__Written instruction__
Filter the entries below, keeping only lines with the word "ошибки".

═════ Data shown ═════

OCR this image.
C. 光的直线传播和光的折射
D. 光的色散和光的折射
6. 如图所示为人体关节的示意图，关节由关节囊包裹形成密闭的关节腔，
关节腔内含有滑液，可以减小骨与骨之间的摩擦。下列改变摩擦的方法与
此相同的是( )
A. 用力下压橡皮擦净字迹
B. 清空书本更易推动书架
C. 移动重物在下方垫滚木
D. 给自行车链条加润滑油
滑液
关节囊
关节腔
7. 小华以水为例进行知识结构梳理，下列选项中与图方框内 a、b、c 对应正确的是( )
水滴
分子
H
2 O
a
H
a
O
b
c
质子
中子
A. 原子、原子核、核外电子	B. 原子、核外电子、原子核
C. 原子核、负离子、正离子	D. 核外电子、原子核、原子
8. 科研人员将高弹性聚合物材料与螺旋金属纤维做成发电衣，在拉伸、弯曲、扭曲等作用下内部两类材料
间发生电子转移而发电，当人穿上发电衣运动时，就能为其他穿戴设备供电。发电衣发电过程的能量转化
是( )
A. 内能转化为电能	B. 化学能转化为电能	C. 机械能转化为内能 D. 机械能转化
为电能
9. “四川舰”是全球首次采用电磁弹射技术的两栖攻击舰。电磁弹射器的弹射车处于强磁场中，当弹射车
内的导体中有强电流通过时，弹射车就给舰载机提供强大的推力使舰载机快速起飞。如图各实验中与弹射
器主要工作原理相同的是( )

═════
═════ Data shown ═════

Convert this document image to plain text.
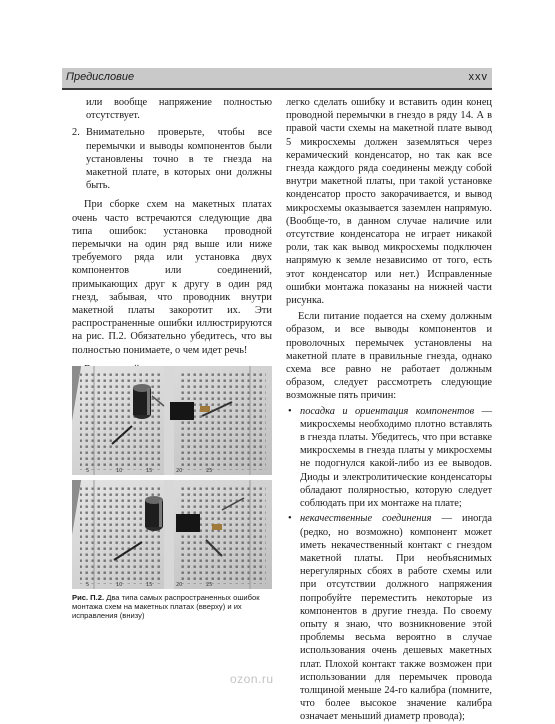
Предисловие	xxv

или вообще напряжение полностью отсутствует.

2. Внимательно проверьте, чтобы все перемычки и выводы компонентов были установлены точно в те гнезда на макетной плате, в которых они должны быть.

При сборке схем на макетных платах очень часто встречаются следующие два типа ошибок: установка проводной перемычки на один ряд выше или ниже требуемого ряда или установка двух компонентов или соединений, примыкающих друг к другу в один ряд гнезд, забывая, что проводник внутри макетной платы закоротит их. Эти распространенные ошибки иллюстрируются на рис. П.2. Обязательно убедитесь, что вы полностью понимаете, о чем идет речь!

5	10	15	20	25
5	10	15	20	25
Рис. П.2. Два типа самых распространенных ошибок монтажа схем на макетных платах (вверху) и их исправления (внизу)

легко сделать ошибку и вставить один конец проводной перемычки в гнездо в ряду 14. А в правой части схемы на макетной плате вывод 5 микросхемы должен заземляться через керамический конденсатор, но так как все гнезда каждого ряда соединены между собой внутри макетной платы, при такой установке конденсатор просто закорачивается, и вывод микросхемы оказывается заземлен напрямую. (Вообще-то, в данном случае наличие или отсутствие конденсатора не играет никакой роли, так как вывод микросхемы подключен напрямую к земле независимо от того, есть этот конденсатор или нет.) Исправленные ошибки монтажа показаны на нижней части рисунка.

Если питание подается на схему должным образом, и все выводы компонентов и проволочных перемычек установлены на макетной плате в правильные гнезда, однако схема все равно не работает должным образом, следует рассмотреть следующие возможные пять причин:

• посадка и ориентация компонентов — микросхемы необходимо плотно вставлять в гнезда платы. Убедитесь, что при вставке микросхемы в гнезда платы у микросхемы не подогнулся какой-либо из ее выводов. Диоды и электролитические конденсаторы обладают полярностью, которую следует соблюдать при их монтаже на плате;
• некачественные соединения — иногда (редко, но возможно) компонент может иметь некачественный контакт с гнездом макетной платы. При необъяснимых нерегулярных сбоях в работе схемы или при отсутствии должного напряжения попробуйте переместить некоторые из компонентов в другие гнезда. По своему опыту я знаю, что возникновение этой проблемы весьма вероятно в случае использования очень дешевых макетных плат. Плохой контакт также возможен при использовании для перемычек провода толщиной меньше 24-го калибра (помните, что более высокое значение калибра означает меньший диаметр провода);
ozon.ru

═════

__Solution for this task__
При сборке схем на макетных платах очень часто встречаются следующие два типа ошибок: установка проводной перемычки на один ряд выше или ниже требуемого ряда или установка двух компонентов или соединений, примыкающих друг к другу в один ряд гнезд, забывая, что проводник внутри макетной платы закоротит их. Эти распространенные ошибки иллюстрируются на рис. П.2. Обязательно убедитесь, что вы полностью понимаете, о чем идет речь!
легко сделать ошибку и вставить один конец проводной перемычки в гнездо в ряду 14. А в правой части схемы на макетной плате вывод 5 микросхемы должен заземляться через керамический конденсатор, но так как все гнезда каждого ряда соединены между собой внутри макетной платы, при такой установке конденсатор просто закорачивается, и вывод микросхемы оказывается заземлен напрямую. (Вообще-то, в данном случае наличие или отсутствие конденсатора не играет никакой роли, так как вывод микросхемы подключен напрямую к земле независимо от того, есть этот конденсатор или нет.) Исправленные ошибки монтажа показаны на нижней части рисунка.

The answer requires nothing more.